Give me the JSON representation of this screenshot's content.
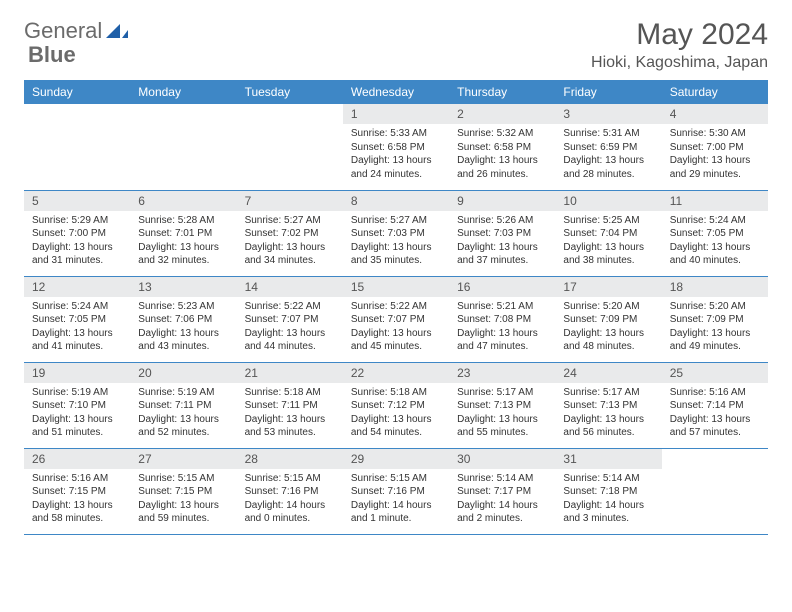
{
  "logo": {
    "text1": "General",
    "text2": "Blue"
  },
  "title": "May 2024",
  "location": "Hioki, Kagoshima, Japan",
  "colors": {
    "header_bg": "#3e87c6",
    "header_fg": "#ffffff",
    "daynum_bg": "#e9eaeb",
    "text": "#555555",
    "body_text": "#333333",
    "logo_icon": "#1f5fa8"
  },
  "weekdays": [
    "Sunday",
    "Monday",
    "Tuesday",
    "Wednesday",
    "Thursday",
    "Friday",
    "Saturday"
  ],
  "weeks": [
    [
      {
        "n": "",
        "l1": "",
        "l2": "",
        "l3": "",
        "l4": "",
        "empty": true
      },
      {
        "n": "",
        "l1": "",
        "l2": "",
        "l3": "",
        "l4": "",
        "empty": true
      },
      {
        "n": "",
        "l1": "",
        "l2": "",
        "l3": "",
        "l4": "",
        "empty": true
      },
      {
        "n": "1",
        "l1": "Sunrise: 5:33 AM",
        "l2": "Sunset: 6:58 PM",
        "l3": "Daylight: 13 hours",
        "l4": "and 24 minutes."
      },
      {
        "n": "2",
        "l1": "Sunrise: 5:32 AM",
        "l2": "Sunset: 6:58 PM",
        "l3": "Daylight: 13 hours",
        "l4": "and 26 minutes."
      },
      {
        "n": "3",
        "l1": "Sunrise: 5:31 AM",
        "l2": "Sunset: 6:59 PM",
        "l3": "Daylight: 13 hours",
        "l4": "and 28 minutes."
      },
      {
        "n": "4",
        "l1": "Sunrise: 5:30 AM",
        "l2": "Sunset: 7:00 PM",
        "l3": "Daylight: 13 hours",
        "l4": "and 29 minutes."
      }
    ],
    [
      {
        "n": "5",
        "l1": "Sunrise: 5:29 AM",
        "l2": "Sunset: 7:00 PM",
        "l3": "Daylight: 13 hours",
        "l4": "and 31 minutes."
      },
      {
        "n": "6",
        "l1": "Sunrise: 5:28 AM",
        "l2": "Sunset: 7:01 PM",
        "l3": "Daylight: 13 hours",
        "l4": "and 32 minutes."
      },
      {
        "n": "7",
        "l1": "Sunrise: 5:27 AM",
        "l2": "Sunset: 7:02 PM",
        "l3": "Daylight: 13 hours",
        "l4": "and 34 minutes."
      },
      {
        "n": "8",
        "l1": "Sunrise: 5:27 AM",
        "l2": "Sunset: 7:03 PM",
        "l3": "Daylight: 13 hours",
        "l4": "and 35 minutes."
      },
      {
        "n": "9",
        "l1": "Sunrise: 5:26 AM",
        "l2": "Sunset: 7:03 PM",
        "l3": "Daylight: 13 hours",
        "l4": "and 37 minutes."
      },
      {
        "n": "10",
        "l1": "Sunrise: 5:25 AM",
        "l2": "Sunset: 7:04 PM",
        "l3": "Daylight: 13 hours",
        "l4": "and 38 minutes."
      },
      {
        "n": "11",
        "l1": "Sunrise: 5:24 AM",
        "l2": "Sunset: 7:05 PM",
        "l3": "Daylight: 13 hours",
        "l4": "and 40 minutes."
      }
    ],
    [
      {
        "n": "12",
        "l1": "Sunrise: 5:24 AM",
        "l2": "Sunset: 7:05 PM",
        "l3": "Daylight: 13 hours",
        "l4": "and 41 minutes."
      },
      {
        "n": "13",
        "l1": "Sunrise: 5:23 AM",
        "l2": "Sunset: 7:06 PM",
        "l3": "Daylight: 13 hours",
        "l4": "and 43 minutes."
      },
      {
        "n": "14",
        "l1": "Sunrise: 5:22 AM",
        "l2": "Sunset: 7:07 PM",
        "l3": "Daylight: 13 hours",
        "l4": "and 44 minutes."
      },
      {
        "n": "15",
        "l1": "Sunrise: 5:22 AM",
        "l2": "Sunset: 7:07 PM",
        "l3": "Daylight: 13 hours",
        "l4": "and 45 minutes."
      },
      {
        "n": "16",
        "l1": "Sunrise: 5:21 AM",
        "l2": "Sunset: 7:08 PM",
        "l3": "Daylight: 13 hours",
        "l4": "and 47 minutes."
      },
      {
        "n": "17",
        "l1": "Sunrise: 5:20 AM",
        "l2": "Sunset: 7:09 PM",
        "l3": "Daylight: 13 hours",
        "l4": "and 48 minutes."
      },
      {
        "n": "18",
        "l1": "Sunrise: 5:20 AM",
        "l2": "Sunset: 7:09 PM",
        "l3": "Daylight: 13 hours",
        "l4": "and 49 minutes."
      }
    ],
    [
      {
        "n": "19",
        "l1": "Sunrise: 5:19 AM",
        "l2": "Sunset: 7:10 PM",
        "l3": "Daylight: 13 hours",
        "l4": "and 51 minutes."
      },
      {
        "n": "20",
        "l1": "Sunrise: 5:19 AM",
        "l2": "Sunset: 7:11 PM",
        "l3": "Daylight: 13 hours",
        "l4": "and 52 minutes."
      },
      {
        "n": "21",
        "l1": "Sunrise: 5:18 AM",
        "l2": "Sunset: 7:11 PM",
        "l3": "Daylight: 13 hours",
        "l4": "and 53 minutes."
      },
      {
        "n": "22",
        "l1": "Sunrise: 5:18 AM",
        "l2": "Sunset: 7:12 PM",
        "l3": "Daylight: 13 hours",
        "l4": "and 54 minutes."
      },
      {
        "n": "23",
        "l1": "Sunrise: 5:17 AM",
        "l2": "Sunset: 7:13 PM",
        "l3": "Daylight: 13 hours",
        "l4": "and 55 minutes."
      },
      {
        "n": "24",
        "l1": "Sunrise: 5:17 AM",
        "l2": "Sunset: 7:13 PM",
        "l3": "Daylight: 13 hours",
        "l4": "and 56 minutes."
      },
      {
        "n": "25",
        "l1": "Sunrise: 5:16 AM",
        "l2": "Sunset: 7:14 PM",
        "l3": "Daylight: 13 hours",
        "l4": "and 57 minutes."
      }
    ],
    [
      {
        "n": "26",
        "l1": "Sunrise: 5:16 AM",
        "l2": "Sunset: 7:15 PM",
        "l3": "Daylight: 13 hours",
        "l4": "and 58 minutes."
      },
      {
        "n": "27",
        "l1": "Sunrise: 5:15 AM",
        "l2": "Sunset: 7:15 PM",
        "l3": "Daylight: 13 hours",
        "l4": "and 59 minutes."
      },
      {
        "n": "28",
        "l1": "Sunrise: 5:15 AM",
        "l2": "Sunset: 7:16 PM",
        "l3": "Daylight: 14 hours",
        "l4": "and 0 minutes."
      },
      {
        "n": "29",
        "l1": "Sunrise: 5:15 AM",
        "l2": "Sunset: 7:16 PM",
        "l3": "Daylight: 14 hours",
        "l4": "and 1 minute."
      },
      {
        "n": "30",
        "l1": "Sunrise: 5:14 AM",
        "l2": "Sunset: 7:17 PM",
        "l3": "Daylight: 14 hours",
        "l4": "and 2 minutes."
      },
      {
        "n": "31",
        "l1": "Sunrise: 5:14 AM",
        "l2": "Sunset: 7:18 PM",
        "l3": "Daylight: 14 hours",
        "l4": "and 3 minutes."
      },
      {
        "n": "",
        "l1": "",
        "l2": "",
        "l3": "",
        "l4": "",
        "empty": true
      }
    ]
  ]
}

*-*-*

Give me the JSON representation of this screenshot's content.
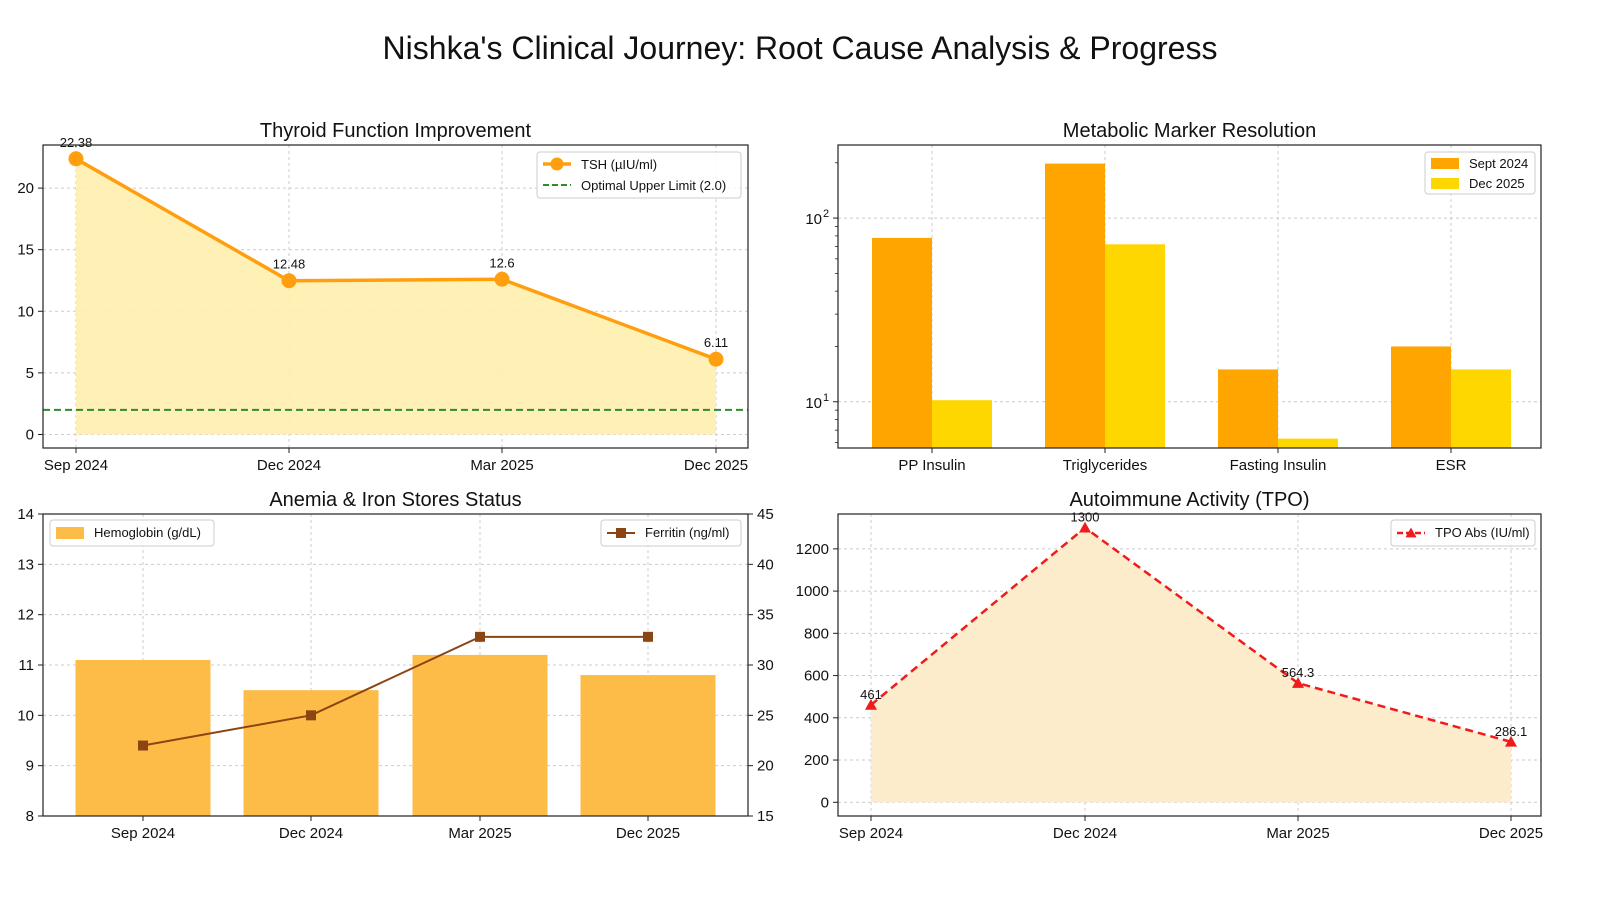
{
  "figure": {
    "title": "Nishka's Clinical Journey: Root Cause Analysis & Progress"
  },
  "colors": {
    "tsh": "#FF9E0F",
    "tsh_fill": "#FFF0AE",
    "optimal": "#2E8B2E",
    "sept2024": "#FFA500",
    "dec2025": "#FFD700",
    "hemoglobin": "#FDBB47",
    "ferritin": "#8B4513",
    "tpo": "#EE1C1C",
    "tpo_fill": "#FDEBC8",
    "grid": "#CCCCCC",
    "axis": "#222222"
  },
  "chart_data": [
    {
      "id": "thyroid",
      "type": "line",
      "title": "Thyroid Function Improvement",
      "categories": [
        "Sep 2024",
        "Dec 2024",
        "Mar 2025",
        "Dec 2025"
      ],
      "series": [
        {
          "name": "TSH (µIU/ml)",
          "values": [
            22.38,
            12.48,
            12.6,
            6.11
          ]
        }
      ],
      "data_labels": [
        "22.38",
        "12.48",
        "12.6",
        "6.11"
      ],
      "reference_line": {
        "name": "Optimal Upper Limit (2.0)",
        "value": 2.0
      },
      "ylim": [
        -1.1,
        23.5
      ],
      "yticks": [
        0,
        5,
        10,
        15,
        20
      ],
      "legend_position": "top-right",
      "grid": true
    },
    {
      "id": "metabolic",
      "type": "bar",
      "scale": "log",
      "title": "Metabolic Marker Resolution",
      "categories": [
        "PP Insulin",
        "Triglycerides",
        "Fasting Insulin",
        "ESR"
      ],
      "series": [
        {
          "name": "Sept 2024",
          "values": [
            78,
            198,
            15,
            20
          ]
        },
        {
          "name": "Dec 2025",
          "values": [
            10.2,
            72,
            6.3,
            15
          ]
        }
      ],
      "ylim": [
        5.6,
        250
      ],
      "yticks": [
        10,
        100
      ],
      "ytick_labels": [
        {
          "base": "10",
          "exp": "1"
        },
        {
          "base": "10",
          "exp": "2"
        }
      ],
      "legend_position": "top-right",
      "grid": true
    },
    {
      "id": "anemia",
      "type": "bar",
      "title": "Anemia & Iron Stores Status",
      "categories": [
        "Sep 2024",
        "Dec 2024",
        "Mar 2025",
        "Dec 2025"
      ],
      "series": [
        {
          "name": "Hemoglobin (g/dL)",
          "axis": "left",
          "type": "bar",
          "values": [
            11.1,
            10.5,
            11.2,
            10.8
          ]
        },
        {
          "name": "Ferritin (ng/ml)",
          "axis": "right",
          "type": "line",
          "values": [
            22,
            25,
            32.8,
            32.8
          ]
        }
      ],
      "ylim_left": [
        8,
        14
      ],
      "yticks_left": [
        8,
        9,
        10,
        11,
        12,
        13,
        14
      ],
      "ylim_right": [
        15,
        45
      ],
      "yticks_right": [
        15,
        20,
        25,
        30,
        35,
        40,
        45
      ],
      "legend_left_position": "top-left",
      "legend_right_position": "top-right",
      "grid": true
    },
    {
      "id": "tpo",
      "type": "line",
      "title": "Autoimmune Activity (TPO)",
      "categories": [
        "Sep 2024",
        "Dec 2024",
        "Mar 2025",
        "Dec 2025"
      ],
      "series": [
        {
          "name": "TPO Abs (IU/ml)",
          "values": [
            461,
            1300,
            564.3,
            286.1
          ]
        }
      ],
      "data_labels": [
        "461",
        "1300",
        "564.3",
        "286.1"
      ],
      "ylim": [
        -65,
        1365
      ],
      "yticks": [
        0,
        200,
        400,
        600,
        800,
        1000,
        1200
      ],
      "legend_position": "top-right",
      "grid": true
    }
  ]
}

*-*-*

_Given exercise_. Your answer should be a single number: the count of lines in these records that hold the string "title".

_Written reply_. 6